— START GIVEN RECORDS —

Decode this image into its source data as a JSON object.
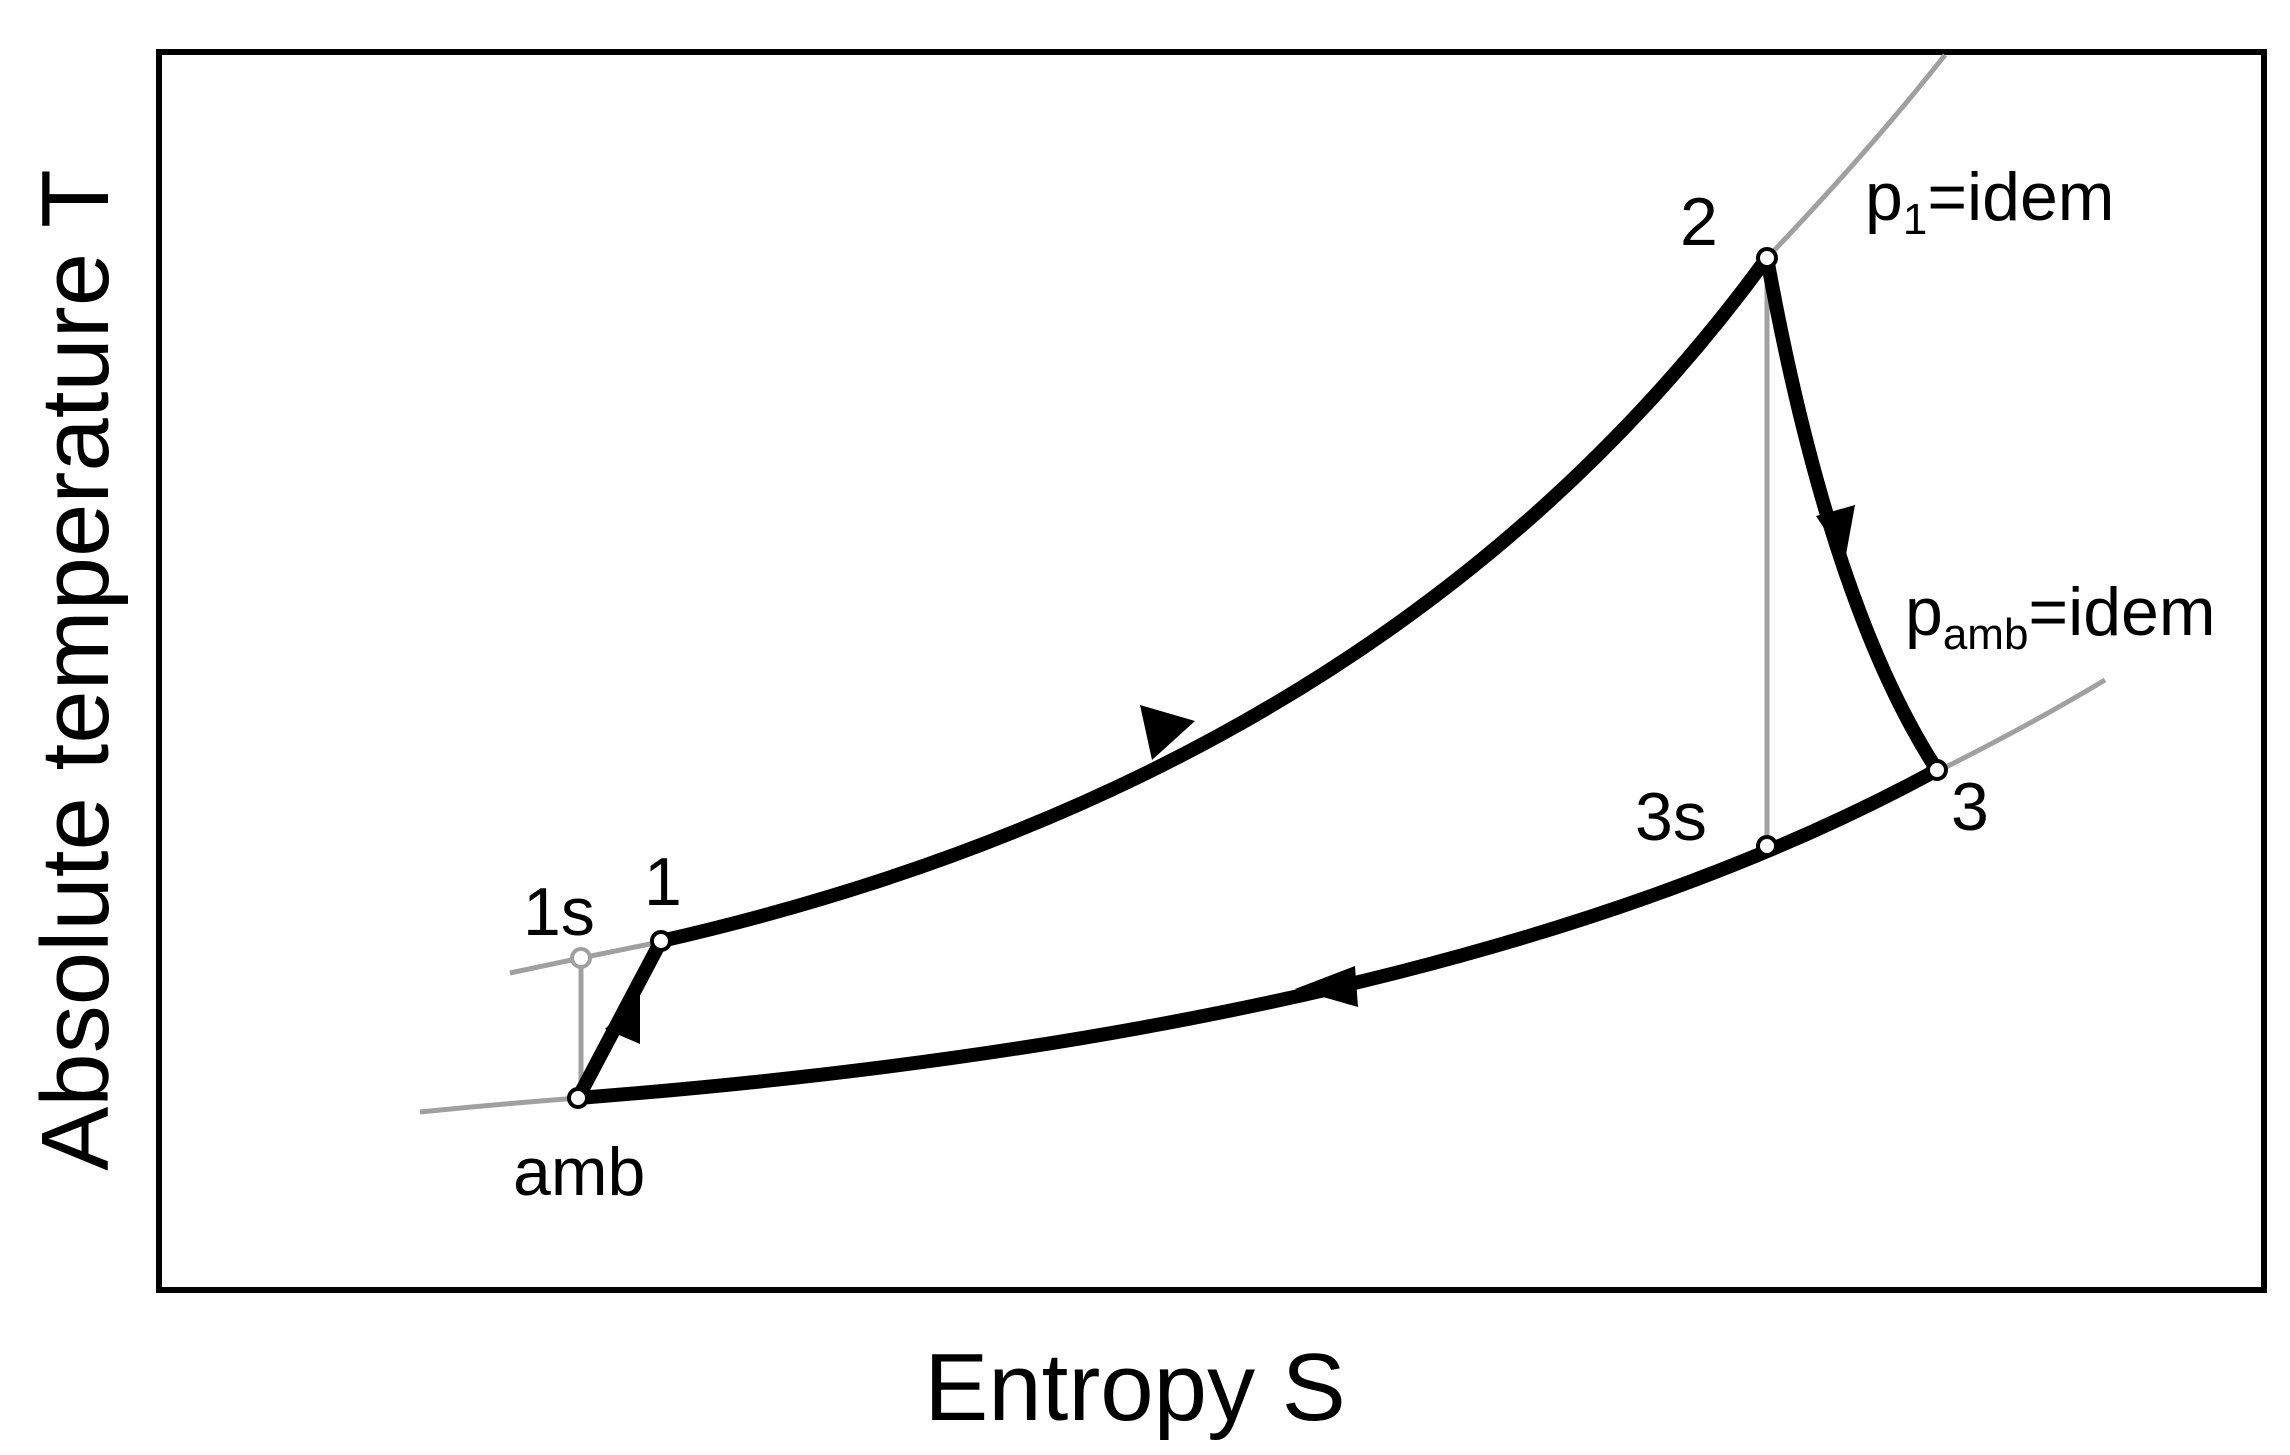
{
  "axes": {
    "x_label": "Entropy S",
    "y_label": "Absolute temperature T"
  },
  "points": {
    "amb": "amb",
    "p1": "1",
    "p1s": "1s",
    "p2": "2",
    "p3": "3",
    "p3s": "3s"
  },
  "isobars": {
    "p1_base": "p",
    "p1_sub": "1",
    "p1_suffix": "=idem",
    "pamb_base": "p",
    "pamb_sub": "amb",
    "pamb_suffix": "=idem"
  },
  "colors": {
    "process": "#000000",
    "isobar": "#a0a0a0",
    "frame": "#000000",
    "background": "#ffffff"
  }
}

— END GIVEN RECORDS —

* **WHAT TO DO**: Transcribe the listing above verbatim. Omit the pictures.

* **SOLUTION TO THIS EXERCISE**:
Decode this image into its source data as a JSON object.
{
  "axes": {
    "x_label": "Entropy S",
    "y_label": "Absolute temperature T"
  },
  "points": {
    "amb": "amb",
    "p1": "1",
    "p1s": "1s",
    "p2": "2",
    "p3": "3",
    "p3s": "3s"
  },
  "isobars": {
    "p1_base": "p",
    "p1_sub": "1",
    "p1_suffix": "=idem",
    "pamb_base": "p",
    "pamb_sub": "amb",
    "pamb_suffix": "=idem"
  },
  "colors": {
    "process": "#000000",
    "isobar": "#a0a0a0",
    "frame": "#000000",
    "background": "#ffffff"
  }
}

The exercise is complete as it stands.